What is being asked: All entries below need to be written out exactly, but without their pictures.

Given data:
::::::

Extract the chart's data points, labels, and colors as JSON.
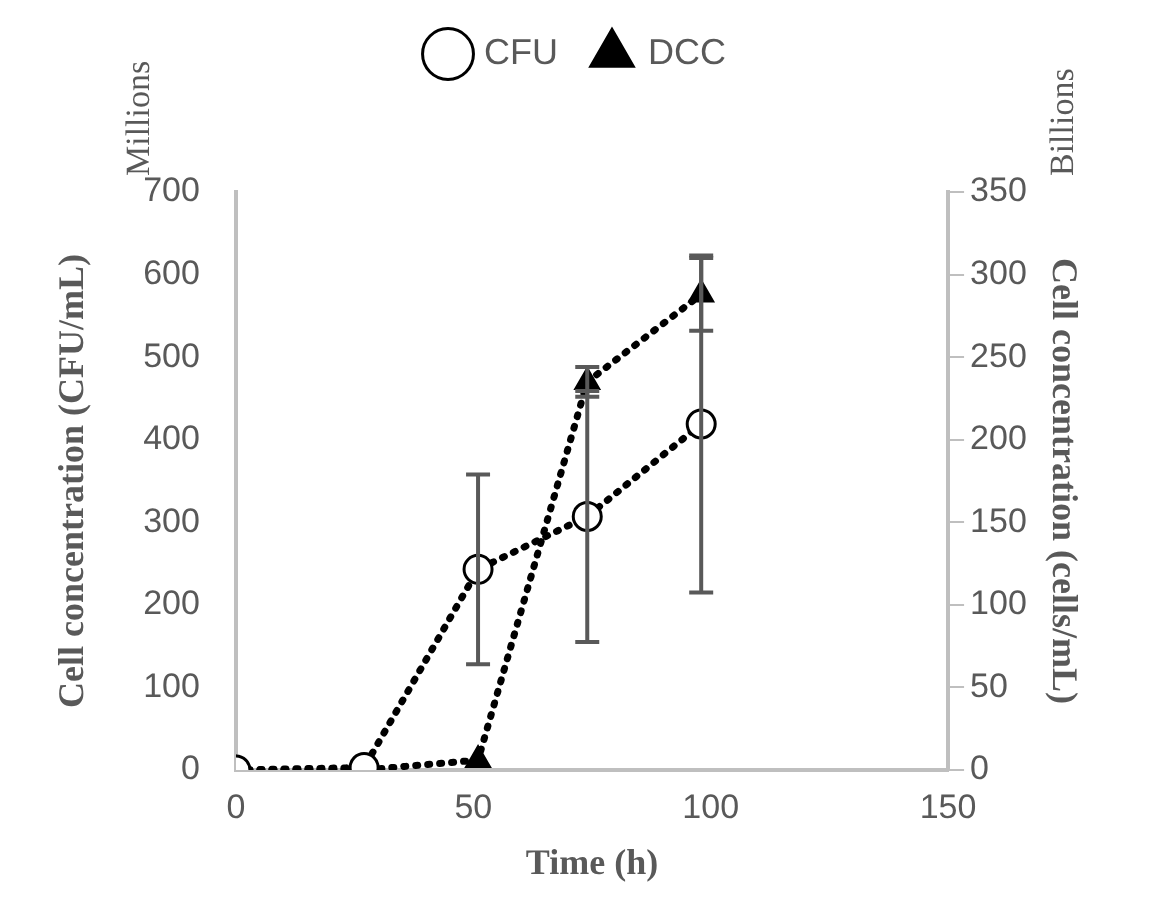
{
  "chart_data": {
    "type": "line",
    "xlabel": "Time (h)",
    "ylabel": "Cell concentration (CFU/mL)",
    "y2label": "Cell concentration (cells/mL)",
    "annotations": [
      "Millions",
      "Billions"
    ],
    "x": [
      0,
      27,
      51,
      74,
      98
    ],
    "series": [
      {
        "name": "CFU",
        "color": "#000000",
        "values": [
          0,
          3,
          243,
          307,
          419
        ],
        "errors": [
          null,
          null,
          115,
          152,
          204
        ],
        "marker": "circle"
      },
      {
        "name": "DCC",
        "color": "#000000",
        "values": [
          0,
          0,
          6,
          235,
          288
        ],
        "errors": [
          null,
          null,
          null,
          9,
          22
        ],
        "axis": "y2",
        "marker": "triangle"
      }
    ],
    "xlim": [
      0,
      150
    ],
    "xticks": [
      0,
      50,
      100,
      150
    ],
    "ylim": [
      0,
      700
    ],
    "yticks": [
      0,
      100,
      200,
      300,
      400,
      500,
      600,
      700
    ],
    "y2lim": [
      0,
      350
    ],
    "y2ticks": [
      0,
      50,
      100,
      150,
      200,
      250,
      300,
      350
    ],
    "grid": false,
    "legend": "top",
    "line_style": "dotted"
  }
}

::::::

Response to the task:
Extract the chart's data points, labels, and colors as JSON.
{
  "chart_data": {
    "type": "line",
    "xlabel": "Time (h)",
    "ylabel": "Cell concentration (CFU/mL)",
    "y2label": "Cell concentration (cells/mL)",
    "annotations": [
      "Millions",
      "Billions"
    ],
    "x": [
      0,
      27,
      51,
      74,
      98
    ],
    "series": [
      {
        "name": "CFU",
        "color": "#000000",
        "values": [
          0,
          3,
          243,
          307,
          419
        ],
        "errors": [
          null,
          null,
          115,
          152,
          204
        ],
        "marker": "circle"
      },
      {
        "name": "DCC",
        "color": "#000000",
        "values": [
          0,
          0,
          6,
          235,
          288
        ],
        "errors": [
          null,
          null,
          null,
          9,
          22
        ],
        "axis": "y2",
        "marker": "triangle"
      }
    ],
    "xlim": [
      0,
      150
    ],
    "xticks": [
      0,
      50,
      100,
      150
    ],
    "ylim": [
      0,
      700
    ],
    "yticks": [
      0,
      100,
      200,
      300,
      400,
      500,
      600,
      700
    ],
    "y2lim": [
      0,
      350
    ],
    "y2ticks": [
      0,
      50,
      100,
      150,
      200,
      250,
      300,
      350
    ],
    "grid": false,
    "legend": "top",
    "line_style": "dotted"
  }
}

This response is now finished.